-- TASK DIRECTIONS --
Without the pictures, return all of the material exactly as written.

===== RECORDS TO PROCESS =====

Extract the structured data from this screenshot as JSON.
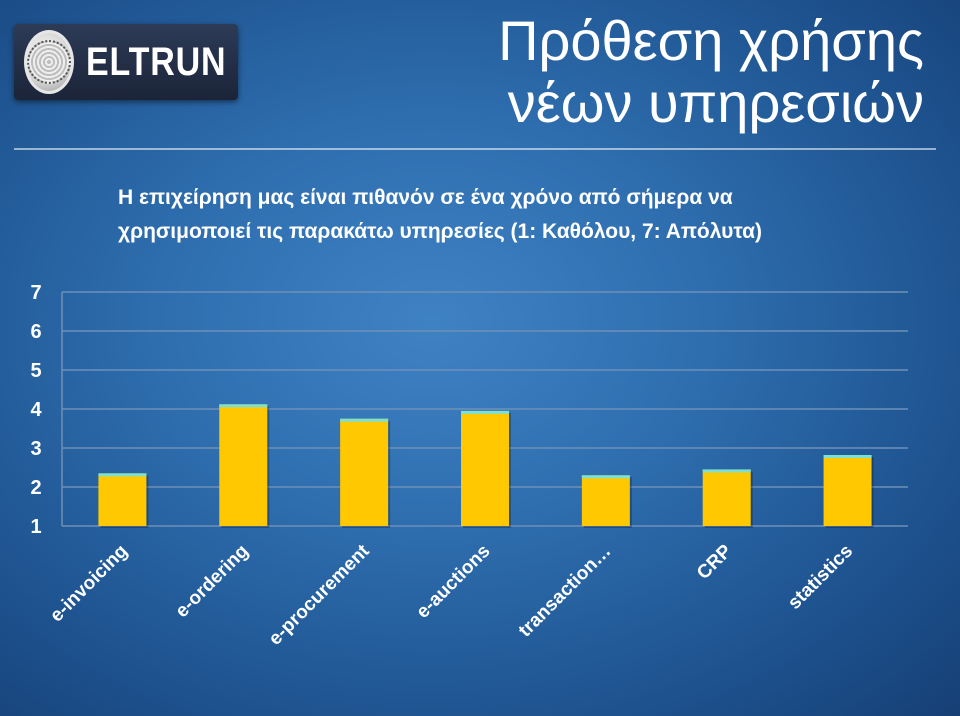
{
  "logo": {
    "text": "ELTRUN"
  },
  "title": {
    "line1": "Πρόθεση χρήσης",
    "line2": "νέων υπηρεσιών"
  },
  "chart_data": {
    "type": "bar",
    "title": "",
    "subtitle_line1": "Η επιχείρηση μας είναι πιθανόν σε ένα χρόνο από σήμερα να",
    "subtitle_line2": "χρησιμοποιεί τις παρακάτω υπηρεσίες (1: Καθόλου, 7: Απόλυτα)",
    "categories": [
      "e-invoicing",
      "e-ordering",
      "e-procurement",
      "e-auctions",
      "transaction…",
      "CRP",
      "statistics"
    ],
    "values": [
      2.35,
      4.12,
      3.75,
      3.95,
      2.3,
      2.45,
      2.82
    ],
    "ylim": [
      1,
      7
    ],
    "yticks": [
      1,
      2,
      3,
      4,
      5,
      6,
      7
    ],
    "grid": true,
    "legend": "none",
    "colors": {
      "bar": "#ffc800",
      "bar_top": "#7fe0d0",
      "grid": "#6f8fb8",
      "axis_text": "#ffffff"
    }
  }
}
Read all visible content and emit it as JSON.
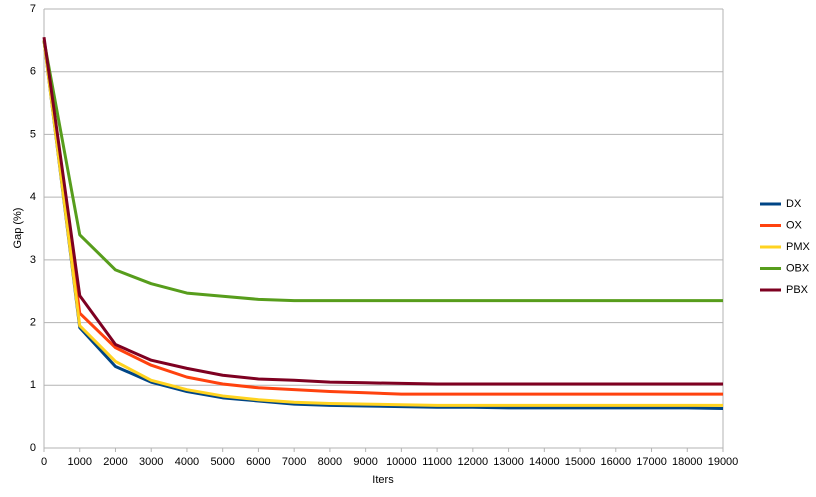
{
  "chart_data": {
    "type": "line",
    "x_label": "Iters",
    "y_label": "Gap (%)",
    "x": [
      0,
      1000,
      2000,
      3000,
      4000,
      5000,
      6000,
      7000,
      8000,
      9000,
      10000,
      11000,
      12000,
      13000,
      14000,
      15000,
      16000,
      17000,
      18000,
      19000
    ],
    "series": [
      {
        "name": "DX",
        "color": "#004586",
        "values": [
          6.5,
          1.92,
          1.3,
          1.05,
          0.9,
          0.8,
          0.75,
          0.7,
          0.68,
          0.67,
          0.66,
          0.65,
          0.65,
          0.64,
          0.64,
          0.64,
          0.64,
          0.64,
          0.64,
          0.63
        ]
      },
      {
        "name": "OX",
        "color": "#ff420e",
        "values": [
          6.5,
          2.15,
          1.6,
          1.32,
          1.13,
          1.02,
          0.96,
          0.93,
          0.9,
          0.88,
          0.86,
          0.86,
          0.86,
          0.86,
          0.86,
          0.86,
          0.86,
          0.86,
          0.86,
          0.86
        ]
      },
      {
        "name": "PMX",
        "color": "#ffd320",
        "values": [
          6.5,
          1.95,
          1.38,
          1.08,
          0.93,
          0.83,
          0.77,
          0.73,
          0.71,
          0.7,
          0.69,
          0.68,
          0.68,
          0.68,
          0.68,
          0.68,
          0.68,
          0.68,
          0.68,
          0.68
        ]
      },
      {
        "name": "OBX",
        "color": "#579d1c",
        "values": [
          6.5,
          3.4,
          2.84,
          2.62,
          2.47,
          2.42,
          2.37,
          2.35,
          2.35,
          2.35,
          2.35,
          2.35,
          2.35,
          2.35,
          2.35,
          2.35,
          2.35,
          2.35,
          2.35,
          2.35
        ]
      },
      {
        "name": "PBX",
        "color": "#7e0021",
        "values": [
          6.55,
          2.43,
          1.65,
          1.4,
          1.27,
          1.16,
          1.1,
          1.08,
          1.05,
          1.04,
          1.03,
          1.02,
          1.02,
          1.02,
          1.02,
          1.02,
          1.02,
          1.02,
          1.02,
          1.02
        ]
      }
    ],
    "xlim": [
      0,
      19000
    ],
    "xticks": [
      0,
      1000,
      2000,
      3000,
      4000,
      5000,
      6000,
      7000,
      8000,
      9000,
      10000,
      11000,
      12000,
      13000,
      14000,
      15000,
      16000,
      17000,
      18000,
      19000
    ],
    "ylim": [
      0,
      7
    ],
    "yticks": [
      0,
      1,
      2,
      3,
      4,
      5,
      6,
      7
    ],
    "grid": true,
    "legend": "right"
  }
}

=====

-- RESPONSE TO THE EXERCISE --
Extract the structured data from this screenshot as JSON.
{
  "logo": {
    "text": "ELTRUN"
  },
  "title": {
    "line1": "Πρόθεση χρήσης",
    "line2": "νέων υπηρεσιών"
  },
  "chart_data": {
    "type": "bar",
    "title": "",
    "subtitle_line1": "Η επιχείρηση μας είναι πιθανόν σε ένα χρόνο από σήμερα να",
    "subtitle_line2": "χρησιμοποιεί τις παρακάτω υπηρεσίες (1: Καθόλου, 7: Απόλυτα)",
    "categories": [
      "e-invoicing",
      "e-ordering",
      "e-procurement",
      "e-auctions",
      "transaction…",
      "CRP",
      "statistics"
    ],
    "values": [
      2.35,
      4.12,
      3.75,
      3.95,
      2.3,
      2.45,
      2.82
    ],
    "ylim": [
      1,
      7
    ],
    "yticks": [
      1,
      2,
      3,
      4,
      5,
      6,
      7
    ],
    "grid": true,
    "legend": "none",
    "colors": {
      "bar": "#ffc800",
      "bar_top": "#7fe0d0",
      "grid": "#6f8fb8",
      "axis_text": "#ffffff"
    }
  }
}
Read all visible content and emit it as JSON.
{
  "chart_data": {
    "type": "line",
    "x_label": "Iters",
    "y_label": "Gap (%)",
    "x": [
      0,
      1000,
      2000,
      3000,
      4000,
      5000,
      6000,
      7000,
      8000,
      9000,
      10000,
      11000,
      12000,
      13000,
      14000,
      15000,
      16000,
      17000,
      18000,
      19000
    ],
    "series": [
      {
        "name": "DX",
        "color": "#004586",
        "values": [
          6.5,
          1.92,
          1.3,
          1.05,
          0.9,
          0.8,
          0.75,
          0.7,
          0.68,
          0.67,
          0.66,
          0.65,
          0.65,
          0.64,
          0.64,
          0.64,
          0.64,
          0.64,
          0.64,
          0.63
        ]
      },
      {
        "name": "OX",
        "color": "#ff420e",
        "values": [
          6.5,
          2.15,
          1.6,
          1.32,
          1.13,
          1.02,
          0.96,
          0.93,
          0.9,
          0.88,
          0.86,
          0.86,
          0.86,
          0.86,
          0.86,
          0.86,
          0.86,
          0.86,
          0.86,
          0.86
        ]
      },
      {
        "name": "PMX",
        "color": "#ffd320",
        "values": [
          6.5,
          1.95,
          1.38,
          1.08,
          0.93,
          0.83,
          0.77,
          0.73,
          0.71,
          0.7,
          0.69,
          0.68,
          0.68,
          0.68,
          0.68,
          0.68,
          0.68,
          0.68,
          0.68,
          0.68
        ]
      },
      {
        "name": "OBX",
        "color": "#579d1c",
        "values": [
          6.5,
          3.4,
          2.84,
          2.62,
          2.47,
          2.42,
          2.37,
          2.35,
          2.35,
          2.35,
          2.35,
          2.35,
          2.35,
          2.35,
          2.35,
          2.35,
          2.35,
          2.35,
          2.35,
          2.35
        ]
      },
      {
        "name": "PBX",
        "color": "#7e0021",
        "values": [
          6.55,
          2.43,
          1.65,
          1.4,
          1.27,
          1.16,
          1.1,
          1.08,
          1.05,
          1.04,
          1.03,
          1.02,
          1.02,
          1.02,
          1.02,
          1.02,
          1.02,
          1.02,
          1.02,
          1.02
        ]
      }
    ],
    "xlim": [
      0,
      19000
    ],
    "xticks": [
      0,
      1000,
      2000,
      3000,
      4000,
      5000,
      6000,
      7000,
      8000,
      9000,
      10000,
      11000,
      12000,
      13000,
      14000,
      15000,
      16000,
      17000,
      18000,
      19000
    ],
    "ylim": [
      0,
      7
    ],
    "yticks": [
      0,
      1,
      2,
      3,
      4,
      5,
      6,
      7
    ],
    "grid": true,
    "legend": "right"
  }
}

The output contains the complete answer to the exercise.